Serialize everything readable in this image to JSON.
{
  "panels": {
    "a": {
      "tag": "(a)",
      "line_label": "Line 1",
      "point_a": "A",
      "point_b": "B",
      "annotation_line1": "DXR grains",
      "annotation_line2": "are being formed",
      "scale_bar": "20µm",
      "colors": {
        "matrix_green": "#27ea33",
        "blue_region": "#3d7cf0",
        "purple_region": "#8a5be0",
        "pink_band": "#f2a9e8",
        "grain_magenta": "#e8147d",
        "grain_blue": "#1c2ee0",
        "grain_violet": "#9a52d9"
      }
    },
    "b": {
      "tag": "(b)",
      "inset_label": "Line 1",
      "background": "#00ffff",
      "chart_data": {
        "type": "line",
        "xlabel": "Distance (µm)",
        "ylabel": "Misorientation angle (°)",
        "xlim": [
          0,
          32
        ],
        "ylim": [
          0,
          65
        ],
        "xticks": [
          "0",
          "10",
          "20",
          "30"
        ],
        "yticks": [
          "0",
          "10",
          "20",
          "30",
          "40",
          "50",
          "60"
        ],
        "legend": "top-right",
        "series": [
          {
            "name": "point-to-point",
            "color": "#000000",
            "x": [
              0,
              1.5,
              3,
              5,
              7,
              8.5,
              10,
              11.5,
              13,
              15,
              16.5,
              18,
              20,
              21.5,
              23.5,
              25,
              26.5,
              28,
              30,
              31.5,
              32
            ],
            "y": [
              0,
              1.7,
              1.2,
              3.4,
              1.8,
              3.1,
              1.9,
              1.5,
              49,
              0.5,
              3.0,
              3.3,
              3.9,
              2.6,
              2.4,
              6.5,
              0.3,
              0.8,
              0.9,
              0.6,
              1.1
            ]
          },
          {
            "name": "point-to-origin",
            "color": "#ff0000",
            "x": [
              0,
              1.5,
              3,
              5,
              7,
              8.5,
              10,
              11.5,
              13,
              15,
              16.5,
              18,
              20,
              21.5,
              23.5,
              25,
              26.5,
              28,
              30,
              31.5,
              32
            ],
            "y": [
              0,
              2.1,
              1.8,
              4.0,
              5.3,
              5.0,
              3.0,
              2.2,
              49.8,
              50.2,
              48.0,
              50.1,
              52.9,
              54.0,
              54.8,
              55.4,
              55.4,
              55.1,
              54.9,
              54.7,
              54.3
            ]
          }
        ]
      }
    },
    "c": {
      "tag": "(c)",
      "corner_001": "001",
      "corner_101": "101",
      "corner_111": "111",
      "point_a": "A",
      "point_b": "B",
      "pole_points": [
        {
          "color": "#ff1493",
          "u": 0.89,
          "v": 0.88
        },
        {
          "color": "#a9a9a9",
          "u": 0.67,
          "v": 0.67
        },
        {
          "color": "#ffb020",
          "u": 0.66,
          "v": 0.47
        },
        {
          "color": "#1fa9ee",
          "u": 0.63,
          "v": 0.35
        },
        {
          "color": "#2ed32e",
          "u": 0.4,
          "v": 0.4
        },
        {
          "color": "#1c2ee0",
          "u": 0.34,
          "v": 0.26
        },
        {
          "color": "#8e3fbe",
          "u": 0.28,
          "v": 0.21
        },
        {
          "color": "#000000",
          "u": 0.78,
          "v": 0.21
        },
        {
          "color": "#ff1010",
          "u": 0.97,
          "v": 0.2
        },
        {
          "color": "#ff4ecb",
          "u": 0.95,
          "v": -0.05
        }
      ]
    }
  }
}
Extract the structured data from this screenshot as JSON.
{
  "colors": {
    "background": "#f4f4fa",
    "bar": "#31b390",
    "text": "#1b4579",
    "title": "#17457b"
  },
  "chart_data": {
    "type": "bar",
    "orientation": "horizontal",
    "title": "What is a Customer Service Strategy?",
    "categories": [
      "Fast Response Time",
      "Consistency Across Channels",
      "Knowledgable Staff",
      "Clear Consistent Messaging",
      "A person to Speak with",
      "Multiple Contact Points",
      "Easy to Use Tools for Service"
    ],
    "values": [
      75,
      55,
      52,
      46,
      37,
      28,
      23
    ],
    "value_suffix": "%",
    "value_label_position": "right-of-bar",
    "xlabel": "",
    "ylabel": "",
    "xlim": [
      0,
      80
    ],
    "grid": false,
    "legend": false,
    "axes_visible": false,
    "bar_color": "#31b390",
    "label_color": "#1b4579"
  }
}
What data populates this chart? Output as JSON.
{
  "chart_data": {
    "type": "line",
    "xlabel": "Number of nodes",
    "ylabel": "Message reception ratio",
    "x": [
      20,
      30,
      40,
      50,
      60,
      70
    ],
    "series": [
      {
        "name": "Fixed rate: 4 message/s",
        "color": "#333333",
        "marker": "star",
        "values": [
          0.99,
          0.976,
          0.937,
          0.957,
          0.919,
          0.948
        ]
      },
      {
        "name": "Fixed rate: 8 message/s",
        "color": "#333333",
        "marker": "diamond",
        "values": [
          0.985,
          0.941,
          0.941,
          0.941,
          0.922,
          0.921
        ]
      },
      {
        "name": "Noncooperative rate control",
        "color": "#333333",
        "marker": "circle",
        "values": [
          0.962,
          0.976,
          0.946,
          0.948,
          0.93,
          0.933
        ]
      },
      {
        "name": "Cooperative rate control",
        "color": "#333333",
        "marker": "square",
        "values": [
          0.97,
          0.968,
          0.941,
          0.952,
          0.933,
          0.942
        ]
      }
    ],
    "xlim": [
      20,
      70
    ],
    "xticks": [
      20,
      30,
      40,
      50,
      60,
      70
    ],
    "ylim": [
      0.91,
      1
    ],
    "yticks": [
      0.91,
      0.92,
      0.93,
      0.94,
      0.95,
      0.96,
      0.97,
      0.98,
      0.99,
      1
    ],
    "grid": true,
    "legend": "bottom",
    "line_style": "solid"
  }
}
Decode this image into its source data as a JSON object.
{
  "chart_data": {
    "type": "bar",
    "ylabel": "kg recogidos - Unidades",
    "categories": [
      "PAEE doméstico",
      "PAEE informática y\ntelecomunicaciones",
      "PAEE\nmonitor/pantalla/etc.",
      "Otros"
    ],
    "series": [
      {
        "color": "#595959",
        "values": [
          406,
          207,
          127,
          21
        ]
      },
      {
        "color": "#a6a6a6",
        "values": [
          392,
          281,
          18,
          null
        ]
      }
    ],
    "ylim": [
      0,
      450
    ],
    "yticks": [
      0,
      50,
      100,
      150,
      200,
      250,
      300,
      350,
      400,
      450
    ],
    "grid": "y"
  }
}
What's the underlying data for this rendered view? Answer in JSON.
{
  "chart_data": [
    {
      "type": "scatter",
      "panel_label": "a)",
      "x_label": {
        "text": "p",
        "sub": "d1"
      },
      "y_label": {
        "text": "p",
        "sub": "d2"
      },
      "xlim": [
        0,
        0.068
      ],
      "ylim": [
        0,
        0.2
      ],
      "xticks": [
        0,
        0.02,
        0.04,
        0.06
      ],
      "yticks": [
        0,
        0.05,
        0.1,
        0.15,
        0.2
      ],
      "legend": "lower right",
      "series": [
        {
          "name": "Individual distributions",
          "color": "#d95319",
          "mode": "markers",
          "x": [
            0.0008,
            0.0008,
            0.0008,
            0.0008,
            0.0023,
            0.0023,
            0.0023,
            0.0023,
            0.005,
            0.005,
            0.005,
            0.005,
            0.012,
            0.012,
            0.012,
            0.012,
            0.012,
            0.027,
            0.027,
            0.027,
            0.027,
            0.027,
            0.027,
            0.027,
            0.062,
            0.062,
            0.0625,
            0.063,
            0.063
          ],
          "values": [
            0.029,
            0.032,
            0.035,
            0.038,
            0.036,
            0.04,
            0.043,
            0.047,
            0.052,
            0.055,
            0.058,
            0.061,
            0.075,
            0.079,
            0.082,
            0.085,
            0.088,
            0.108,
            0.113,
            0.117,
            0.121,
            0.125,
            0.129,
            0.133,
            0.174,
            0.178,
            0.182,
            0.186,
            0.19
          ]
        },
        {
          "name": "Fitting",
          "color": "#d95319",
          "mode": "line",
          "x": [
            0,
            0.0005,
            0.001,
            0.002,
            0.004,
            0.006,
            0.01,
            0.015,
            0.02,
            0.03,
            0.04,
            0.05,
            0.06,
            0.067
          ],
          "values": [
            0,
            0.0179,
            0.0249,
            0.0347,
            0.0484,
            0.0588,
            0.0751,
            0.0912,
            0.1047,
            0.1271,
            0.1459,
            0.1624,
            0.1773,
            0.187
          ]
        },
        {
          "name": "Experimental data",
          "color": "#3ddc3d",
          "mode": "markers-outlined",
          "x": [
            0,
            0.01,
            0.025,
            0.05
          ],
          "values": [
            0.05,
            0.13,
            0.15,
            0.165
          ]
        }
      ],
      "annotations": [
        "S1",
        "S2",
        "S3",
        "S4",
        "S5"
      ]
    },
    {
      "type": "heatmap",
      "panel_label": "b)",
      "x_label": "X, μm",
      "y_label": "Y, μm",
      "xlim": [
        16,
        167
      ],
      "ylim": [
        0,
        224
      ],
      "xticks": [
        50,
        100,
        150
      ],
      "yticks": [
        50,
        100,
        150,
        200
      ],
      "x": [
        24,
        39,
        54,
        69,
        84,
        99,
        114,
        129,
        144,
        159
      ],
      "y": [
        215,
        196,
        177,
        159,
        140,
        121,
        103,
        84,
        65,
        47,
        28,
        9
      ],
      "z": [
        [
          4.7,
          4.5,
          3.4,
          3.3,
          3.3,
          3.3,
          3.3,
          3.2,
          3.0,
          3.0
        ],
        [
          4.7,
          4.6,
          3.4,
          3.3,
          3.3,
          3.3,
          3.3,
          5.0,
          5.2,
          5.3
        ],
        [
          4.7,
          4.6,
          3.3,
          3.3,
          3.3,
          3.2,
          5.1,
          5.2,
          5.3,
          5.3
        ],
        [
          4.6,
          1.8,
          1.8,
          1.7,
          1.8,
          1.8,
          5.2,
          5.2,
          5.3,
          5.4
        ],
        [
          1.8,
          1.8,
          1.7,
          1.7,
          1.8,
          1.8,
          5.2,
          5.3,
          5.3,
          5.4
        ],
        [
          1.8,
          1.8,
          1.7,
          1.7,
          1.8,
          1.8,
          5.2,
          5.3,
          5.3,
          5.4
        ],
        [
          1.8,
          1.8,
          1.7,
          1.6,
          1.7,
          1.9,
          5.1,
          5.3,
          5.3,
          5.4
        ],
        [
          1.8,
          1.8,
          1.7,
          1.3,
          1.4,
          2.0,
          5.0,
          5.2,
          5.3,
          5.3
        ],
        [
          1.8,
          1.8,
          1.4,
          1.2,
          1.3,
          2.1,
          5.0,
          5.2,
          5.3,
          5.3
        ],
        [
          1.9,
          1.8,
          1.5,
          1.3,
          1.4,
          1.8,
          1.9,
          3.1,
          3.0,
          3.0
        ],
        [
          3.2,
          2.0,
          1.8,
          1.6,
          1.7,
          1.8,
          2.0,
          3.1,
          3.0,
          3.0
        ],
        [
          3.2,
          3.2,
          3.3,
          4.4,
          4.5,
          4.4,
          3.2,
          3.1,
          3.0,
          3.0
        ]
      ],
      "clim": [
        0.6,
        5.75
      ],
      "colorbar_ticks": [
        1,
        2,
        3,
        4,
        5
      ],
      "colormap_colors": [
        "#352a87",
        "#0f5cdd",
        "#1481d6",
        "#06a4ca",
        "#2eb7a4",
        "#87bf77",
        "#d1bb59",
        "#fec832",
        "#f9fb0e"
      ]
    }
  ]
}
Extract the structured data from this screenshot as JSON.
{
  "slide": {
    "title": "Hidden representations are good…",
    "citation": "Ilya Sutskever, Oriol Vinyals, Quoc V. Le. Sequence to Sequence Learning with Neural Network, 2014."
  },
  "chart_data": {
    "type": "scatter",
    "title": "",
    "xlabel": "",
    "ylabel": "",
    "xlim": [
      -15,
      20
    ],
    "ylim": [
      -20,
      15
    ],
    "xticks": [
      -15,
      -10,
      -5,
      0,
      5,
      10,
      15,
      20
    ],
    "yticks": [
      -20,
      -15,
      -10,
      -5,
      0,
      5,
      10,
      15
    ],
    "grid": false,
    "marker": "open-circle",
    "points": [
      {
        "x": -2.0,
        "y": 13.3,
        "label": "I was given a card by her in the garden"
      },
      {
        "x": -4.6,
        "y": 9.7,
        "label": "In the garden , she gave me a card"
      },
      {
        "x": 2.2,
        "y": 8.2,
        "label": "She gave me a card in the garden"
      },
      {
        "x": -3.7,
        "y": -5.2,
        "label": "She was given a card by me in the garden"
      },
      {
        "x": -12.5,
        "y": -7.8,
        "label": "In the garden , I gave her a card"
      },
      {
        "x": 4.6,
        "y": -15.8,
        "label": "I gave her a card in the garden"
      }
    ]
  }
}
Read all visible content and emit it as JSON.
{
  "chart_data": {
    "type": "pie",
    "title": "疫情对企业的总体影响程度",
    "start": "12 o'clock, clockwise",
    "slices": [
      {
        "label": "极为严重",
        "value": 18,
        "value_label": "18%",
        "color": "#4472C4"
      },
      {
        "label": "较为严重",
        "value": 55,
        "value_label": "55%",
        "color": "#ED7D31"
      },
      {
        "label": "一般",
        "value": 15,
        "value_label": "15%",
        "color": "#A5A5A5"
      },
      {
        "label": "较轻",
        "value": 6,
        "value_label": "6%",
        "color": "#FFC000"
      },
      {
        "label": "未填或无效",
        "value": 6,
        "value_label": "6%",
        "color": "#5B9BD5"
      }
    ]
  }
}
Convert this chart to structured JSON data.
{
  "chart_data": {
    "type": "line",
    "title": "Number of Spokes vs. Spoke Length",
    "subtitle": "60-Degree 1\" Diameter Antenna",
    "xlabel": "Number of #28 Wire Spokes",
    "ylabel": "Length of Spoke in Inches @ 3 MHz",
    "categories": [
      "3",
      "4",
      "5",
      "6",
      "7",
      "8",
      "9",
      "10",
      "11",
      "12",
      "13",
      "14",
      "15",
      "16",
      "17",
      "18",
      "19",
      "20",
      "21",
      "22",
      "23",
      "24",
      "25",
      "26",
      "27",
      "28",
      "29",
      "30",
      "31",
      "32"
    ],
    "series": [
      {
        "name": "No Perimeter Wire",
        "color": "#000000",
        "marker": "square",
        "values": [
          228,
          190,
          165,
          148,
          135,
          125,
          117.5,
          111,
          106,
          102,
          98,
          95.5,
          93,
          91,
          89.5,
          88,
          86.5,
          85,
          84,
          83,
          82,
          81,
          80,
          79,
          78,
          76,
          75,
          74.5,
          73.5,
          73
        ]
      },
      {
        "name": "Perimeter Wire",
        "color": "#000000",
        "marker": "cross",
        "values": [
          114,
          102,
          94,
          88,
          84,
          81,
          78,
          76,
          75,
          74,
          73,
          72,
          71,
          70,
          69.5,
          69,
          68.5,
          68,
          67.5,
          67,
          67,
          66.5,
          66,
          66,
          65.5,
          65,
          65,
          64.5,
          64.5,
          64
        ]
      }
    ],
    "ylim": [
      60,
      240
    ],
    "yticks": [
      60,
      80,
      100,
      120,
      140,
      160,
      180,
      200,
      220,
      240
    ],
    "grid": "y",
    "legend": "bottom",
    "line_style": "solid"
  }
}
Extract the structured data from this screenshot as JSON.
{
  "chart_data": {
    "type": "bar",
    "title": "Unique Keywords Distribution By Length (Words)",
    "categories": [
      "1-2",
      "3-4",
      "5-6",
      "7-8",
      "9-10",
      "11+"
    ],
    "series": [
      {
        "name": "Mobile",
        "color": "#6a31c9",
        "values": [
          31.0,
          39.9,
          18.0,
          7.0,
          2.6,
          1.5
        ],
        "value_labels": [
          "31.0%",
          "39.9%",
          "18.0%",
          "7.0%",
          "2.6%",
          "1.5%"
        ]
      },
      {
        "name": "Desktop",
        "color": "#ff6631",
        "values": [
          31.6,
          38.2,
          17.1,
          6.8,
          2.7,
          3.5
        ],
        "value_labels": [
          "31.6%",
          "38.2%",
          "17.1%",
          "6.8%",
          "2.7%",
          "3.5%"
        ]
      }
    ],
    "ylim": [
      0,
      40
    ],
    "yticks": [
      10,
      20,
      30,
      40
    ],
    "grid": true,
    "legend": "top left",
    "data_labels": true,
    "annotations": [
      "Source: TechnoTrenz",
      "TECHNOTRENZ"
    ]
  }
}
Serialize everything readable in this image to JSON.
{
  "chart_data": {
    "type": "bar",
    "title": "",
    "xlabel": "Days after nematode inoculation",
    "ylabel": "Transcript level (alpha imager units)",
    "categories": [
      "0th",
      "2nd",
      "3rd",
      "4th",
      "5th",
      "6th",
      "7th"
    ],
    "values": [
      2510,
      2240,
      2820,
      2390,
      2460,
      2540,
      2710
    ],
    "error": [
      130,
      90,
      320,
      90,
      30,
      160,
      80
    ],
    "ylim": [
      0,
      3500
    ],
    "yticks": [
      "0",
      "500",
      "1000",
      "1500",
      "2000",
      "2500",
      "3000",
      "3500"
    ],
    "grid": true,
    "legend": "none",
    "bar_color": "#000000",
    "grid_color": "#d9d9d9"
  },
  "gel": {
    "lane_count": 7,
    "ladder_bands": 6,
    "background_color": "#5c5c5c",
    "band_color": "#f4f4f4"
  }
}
== == ==
Copy out every line of the data that includes the word "control".

        "name": "Noncooperative rate control",
        "name": "Cooperative rate control",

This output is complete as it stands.